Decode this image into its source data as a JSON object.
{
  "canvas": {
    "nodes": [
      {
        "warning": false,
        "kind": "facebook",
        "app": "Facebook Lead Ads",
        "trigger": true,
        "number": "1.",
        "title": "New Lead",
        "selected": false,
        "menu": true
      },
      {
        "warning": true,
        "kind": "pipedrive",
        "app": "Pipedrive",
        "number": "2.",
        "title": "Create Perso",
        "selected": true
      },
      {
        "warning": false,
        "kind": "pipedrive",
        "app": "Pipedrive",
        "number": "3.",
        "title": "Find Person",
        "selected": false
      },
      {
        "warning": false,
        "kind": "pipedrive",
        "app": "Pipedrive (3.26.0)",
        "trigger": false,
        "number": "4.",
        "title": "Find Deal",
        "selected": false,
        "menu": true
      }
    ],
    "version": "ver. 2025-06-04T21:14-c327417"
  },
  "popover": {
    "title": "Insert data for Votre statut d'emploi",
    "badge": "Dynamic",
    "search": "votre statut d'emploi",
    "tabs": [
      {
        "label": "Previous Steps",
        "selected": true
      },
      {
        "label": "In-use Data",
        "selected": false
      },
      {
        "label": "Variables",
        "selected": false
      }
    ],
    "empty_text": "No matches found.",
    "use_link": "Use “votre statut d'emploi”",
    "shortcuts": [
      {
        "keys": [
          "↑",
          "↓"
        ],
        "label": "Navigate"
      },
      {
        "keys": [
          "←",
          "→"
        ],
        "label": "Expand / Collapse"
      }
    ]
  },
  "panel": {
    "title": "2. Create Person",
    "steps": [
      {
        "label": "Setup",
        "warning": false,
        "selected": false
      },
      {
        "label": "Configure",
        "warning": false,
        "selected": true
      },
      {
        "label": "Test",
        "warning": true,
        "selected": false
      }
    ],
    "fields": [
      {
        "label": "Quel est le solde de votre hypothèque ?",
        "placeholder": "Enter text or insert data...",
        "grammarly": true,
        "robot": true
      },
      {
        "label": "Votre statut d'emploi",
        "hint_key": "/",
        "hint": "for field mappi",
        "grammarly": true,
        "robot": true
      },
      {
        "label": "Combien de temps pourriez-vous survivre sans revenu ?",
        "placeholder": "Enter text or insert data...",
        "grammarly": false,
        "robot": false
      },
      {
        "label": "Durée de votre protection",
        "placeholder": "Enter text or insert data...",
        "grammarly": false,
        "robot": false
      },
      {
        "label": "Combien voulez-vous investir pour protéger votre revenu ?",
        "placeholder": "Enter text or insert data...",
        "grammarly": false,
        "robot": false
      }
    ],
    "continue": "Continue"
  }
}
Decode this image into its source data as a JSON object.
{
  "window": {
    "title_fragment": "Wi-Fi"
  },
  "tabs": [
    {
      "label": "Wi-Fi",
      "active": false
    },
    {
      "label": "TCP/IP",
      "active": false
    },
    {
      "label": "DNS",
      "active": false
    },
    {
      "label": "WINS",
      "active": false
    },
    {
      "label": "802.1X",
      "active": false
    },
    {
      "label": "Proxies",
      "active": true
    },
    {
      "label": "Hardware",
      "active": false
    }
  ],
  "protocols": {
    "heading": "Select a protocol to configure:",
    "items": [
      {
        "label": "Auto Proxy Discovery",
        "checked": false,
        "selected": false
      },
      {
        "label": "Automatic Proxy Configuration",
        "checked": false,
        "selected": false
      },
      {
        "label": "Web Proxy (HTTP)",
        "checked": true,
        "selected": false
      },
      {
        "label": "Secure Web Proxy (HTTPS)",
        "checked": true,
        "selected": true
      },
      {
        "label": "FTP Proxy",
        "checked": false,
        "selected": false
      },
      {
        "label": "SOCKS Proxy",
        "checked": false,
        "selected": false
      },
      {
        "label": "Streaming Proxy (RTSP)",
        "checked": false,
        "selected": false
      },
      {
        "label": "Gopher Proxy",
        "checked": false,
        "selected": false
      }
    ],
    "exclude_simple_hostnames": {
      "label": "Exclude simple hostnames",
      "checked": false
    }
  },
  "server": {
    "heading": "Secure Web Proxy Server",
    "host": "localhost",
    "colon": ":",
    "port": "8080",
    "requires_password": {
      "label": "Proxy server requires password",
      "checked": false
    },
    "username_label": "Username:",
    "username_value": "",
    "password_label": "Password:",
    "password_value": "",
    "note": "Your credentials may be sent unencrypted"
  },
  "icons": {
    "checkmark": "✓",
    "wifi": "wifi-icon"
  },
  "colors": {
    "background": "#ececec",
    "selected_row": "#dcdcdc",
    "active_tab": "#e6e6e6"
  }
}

PROBLEM REQUIREMENTS. Every entry above needs to be quoted exactly.

THE COMPLETED TASK.
Decode this image into its source data as a JSON object.
{
  "canvas": {
    "nodes": [
      {
        "warning": false,
        "kind": "facebook",
        "app": "Facebook Lead Ads",
        "trigger": true,
        "number": "1.",
        "title": "New Lead",
        "selected": false,
        "menu": true
      },
      {
        "warning": true,
        "kind": "pipedrive",
        "app": "Pipedrive",
        "number": "2.",
        "title": "Create Perso",
        "selected": true
      },
      {
        "warning": false,
        "kind": "pipedrive",
        "app": "Pipedrive",
        "number": "3.",
        "title": "Find Person",
        "selected": false
      },
      {
        "warning": false,
        "kind": "pipedrive",
        "app": "Pipedrive (3.26.0)",
        "trigger": false,
        "number": "4.",
        "title": "Find Deal",
        "selected": false,
        "menu": true
      }
    ],
    "version": "ver. 2025-06-04T21:14-c327417"
  },
  "popover": {
    "title": "Insert data for Votre statut d'emploi",
    "badge": "Dynamic",
    "search": "votre statut d'emploi",
    "tabs": [
      {
        "label": "Previous Steps",
        "selected": true
      },
      {
        "label": "In-use Data",
        "selected": false
      },
      {
        "label": "Variables",
        "selected": false
      }
    ],
    "empty_text": "No matches found.",
    "use_link": "Use “votre statut d'emploi”",
    "shortcuts": [
      {
        "keys": [
          "↑",
          "↓"
        ],
        "label": "Navigate"
      },
      {
        "keys": [
          "←",
          "→"
        ],
        "label": "Expand / Collapse"
      }
    ]
  },
  "panel": {
    "title": "2. Create Person",
    "steps": [
      {
        "label": "Setup",
        "warning": false,
        "selected": false
      },
      {
        "label": "Configure",
        "warning": false,
        "selected": true
      },
      {
        "label": "Test",
        "warning": true,
        "selected": false
      }
    ],
    "fields": [
      {
        "label": "Quel est le solde de votre hypothèque ?",
        "placeholder": "Enter text or insert data...",
        "grammarly": true,
        "robot": true
      },
      {
        "label": "Votre statut d'emploi",
        "hint_key": "/",
        "hint": "for field mappi",
        "grammarly": true,
        "robot": true
      },
      {
        "label": "Combien de temps pourriez-vous survivre sans revenu ?",
        "placeholder": "Enter text or insert data...",
        "grammarly": false,
        "robot": false
      },
      {
        "label": "Durée de votre protection",
        "placeholder": "Enter text or insert data...",
        "grammarly": false,
        "robot": false
      },
      {
        "label": "Combien voulez-vous investir pour protéger votre revenu ?",
        "placeholder": "Enter text or insert data...",
        "grammarly": false,
        "robot": false
      }
    ],
    "continue": "Continue"
  }
}
Decode this image into its source data as a JSON object.
{
  "window": {
    "title_fragment": "Wi-Fi"
  },
  "tabs": [
    {
      "label": "Wi-Fi",
      "active": false
    },
    {
      "label": "TCP/IP",
      "active": false
    },
    {
      "label": "DNS",
      "active": false
    },
    {
      "label": "WINS",
      "active": false
    },
    {
      "label": "802.1X",
      "active": false
    },
    {
      "label": "Proxies",
      "active": true
    },
    {
      "label": "Hardware",
      "active": false
    }
  ],
  "protocols": {
    "heading": "Select a protocol to configure:",
    "items": [
      {
        "label": "Auto Proxy Discovery",
        "checked": false,
        "selected": false
      },
      {
        "label": "Automatic Proxy Configuration",
        "checked": false,
        "selected": false
      },
      {
        "label": "Web Proxy (HTTP)",
        "checked": true,
        "selected": false
      },
      {
        "label": "Secure Web Proxy (HTTPS)",
        "checked": true,
        "selected": true
      },
      {
        "label": "FTP Proxy",
        "checked": false,
        "selected": false
      },
      {
        "label": "SOCKS Proxy",
        "checked": false,
        "selected": false
      },
      {
        "label": "Streaming Proxy (RTSP)",
        "checked": false,
        "selected": false
      },
      {
        "label": "Gopher Proxy",
        "checked": false,
        "selected": false
      }
    ],
    "exclude_simple_hostnames": {
      "label": "Exclude simple hostnames",
      "checked": false
    }
  },
  "server": {
    "heading": "Secure Web Proxy Server",
    "host": "localhost",
    "colon": ":",
    "port": "8080",
    "requires_password": {
      "label": "Proxy server requires password",
      "checked": false
    },
    "username_label": "Username:",
    "username_value": "",
    "password_label": "Password:",
    "password_value": "",
    "note": "Your credentials may be sent unencrypted"
  },
  "icons": {
    "checkmark": "✓",
    "wifi": "wifi-icon"
  },
  "colors": {
    "background": "#ececec",
    "selected_row": "#dcdcdc",
    "active_tab": "#e6e6e6"
  }
}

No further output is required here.